====== Supplied information ======

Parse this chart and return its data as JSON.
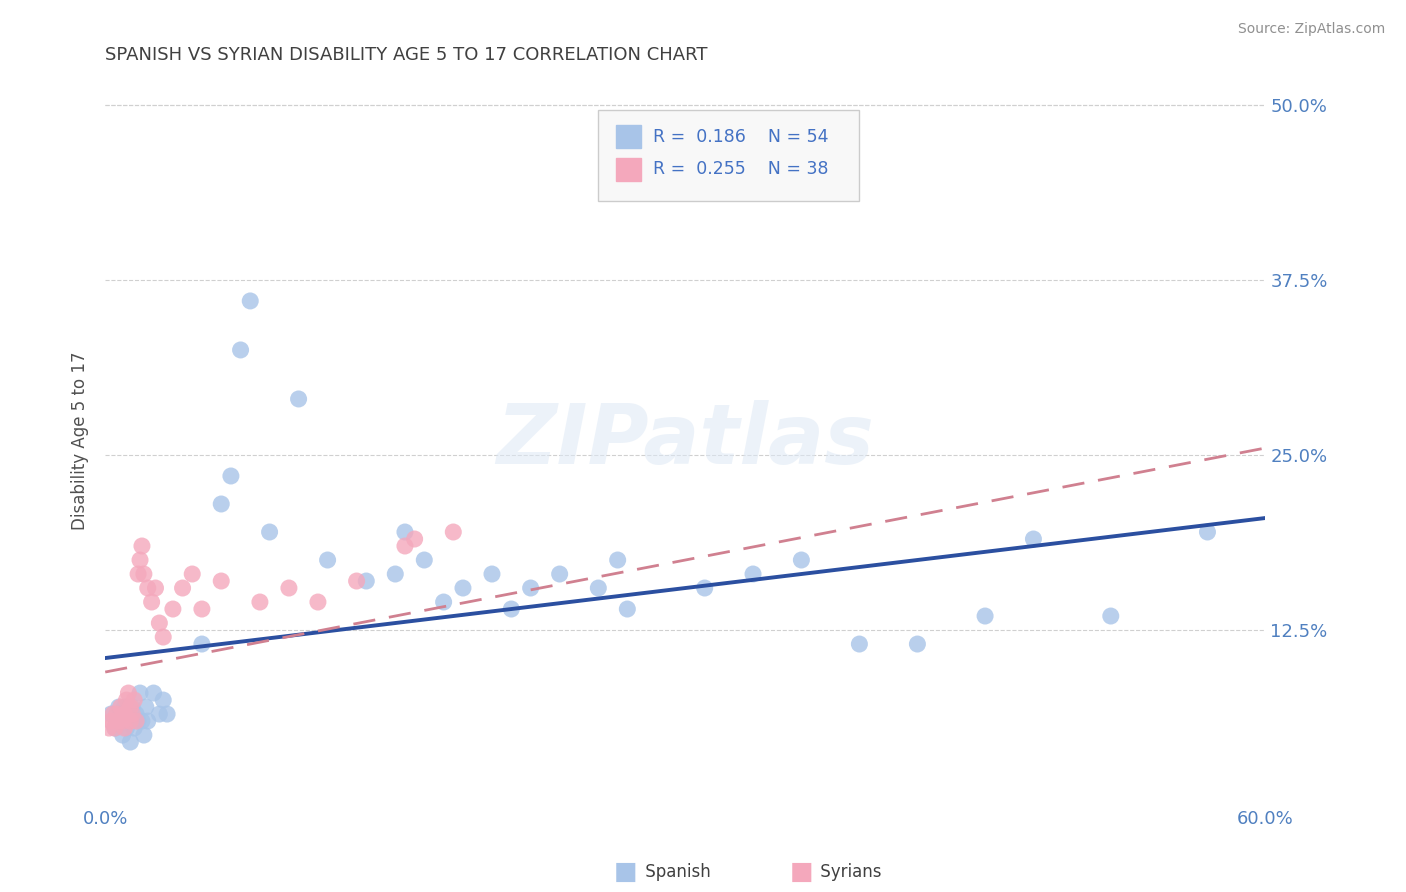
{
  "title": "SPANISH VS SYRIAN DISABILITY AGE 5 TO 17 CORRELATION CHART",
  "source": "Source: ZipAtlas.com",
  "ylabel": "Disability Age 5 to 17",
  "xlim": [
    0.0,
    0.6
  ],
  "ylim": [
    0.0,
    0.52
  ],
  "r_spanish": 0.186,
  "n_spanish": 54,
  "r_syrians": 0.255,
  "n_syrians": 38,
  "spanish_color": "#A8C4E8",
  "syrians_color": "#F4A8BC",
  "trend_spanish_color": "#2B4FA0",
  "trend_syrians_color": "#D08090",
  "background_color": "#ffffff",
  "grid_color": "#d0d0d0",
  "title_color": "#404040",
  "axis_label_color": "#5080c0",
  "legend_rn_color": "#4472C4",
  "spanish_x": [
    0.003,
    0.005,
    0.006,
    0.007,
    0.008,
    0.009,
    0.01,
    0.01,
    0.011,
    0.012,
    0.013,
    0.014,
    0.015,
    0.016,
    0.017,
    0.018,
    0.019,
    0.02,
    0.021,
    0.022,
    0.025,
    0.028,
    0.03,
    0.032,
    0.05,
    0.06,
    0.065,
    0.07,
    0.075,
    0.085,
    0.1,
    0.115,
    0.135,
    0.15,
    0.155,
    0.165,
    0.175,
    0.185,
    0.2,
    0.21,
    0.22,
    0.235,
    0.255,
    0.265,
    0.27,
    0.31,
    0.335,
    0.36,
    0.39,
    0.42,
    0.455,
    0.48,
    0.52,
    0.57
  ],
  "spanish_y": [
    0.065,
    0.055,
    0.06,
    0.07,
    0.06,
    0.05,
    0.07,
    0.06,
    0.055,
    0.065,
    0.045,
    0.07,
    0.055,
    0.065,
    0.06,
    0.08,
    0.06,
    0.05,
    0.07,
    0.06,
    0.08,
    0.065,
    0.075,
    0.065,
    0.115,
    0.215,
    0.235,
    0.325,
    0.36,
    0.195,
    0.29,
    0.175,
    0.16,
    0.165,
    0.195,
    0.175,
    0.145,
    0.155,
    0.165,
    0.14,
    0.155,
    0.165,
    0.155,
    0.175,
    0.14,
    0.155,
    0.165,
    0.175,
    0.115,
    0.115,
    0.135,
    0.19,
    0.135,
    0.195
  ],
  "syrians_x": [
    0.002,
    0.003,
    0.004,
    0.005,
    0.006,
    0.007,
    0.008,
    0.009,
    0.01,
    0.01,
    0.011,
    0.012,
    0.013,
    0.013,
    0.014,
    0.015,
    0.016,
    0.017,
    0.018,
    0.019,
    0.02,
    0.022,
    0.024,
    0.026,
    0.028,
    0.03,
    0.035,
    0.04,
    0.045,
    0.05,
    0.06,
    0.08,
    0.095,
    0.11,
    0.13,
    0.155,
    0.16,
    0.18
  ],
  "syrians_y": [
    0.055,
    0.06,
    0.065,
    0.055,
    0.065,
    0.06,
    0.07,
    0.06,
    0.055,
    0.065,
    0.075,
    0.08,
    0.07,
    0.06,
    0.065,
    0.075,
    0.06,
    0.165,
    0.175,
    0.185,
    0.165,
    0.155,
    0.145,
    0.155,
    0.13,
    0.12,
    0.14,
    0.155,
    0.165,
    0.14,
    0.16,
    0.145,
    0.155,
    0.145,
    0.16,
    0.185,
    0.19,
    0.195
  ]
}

======

Every entry must be transcribed exactly. Pictures do not belong in the copy.

Parse this chart and return its data as JSON.
{
  "title": "SPANISH VS SYRIAN DISABILITY AGE 5 TO 17 CORRELATION CHART",
  "source": "Source: ZipAtlas.com",
  "ylabel": "Disability Age 5 to 17",
  "xlim": [
    0.0,
    0.6
  ],
  "ylim": [
    0.0,
    0.52
  ],
  "r_spanish": 0.186,
  "n_spanish": 54,
  "r_syrians": 0.255,
  "n_syrians": 38,
  "spanish_color": "#A8C4E8",
  "syrians_color": "#F4A8BC",
  "trend_spanish_color": "#2B4FA0",
  "trend_syrians_color": "#D08090",
  "background_color": "#ffffff",
  "grid_color": "#d0d0d0",
  "title_color": "#404040",
  "axis_label_color": "#5080c0",
  "legend_rn_color": "#4472C4",
  "spanish_x": [
    0.003,
    0.005,
    0.006,
    0.007,
    0.008,
    0.009,
    0.01,
    0.01,
    0.011,
    0.012,
    0.013,
    0.014,
    0.015,
    0.016,
    0.017,
    0.018,
    0.019,
    0.02,
    0.021,
    0.022,
    0.025,
    0.028,
    0.03,
    0.032,
    0.05,
    0.06,
    0.065,
    0.07,
    0.075,
    0.085,
    0.1,
    0.115,
    0.135,
    0.15,
    0.155,
    0.165,
    0.175,
    0.185,
    0.2,
    0.21,
    0.22,
    0.235,
    0.255,
    0.265,
    0.27,
    0.31,
    0.335,
    0.36,
    0.39,
    0.42,
    0.455,
    0.48,
    0.52,
    0.57
  ],
  "spanish_y": [
    0.065,
    0.055,
    0.06,
    0.07,
    0.06,
    0.05,
    0.07,
    0.06,
    0.055,
    0.065,
    0.045,
    0.07,
    0.055,
    0.065,
    0.06,
    0.08,
    0.06,
    0.05,
    0.07,
    0.06,
    0.08,
    0.065,
    0.075,
    0.065,
    0.115,
    0.215,
    0.235,
    0.325,
    0.36,
    0.195,
    0.29,
    0.175,
    0.16,
    0.165,
    0.195,
    0.175,
    0.145,
    0.155,
    0.165,
    0.14,
    0.155,
    0.165,
    0.155,
    0.175,
    0.14,
    0.155,
    0.165,
    0.175,
    0.115,
    0.115,
    0.135,
    0.19,
    0.135,
    0.195
  ],
  "syrians_x": [
    0.002,
    0.003,
    0.004,
    0.005,
    0.006,
    0.007,
    0.008,
    0.009,
    0.01,
    0.01,
    0.011,
    0.012,
    0.013,
    0.013,
    0.014,
    0.015,
    0.016,
    0.017,
    0.018,
    0.019,
    0.02,
    0.022,
    0.024,
    0.026,
    0.028,
    0.03,
    0.035,
    0.04,
    0.045,
    0.05,
    0.06,
    0.08,
    0.095,
    0.11,
    0.13,
    0.155,
    0.16,
    0.18
  ],
  "syrians_y": [
    0.055,
    0.06,
    0.065,
    0.055,
    0.065,
    0.06,
    0.07,
    0.06,
    0.055,
    0.065,
    0.075,
    0.08,
    0.07,
    0.06,
    0.065,
    0.075,
    0.06,
    0.165,
    0.175,
    0.185,
    0.165,
    0.155,
    0.145,
    0.155,
    0.13,
    0.12,
    0.14,
    0.155,
    0.165,
    0.14,
    0.16,
    0.145,
    0.155,
    0.145,
    0.16,
    0.185,
    0.19,
    0.195
  ]
}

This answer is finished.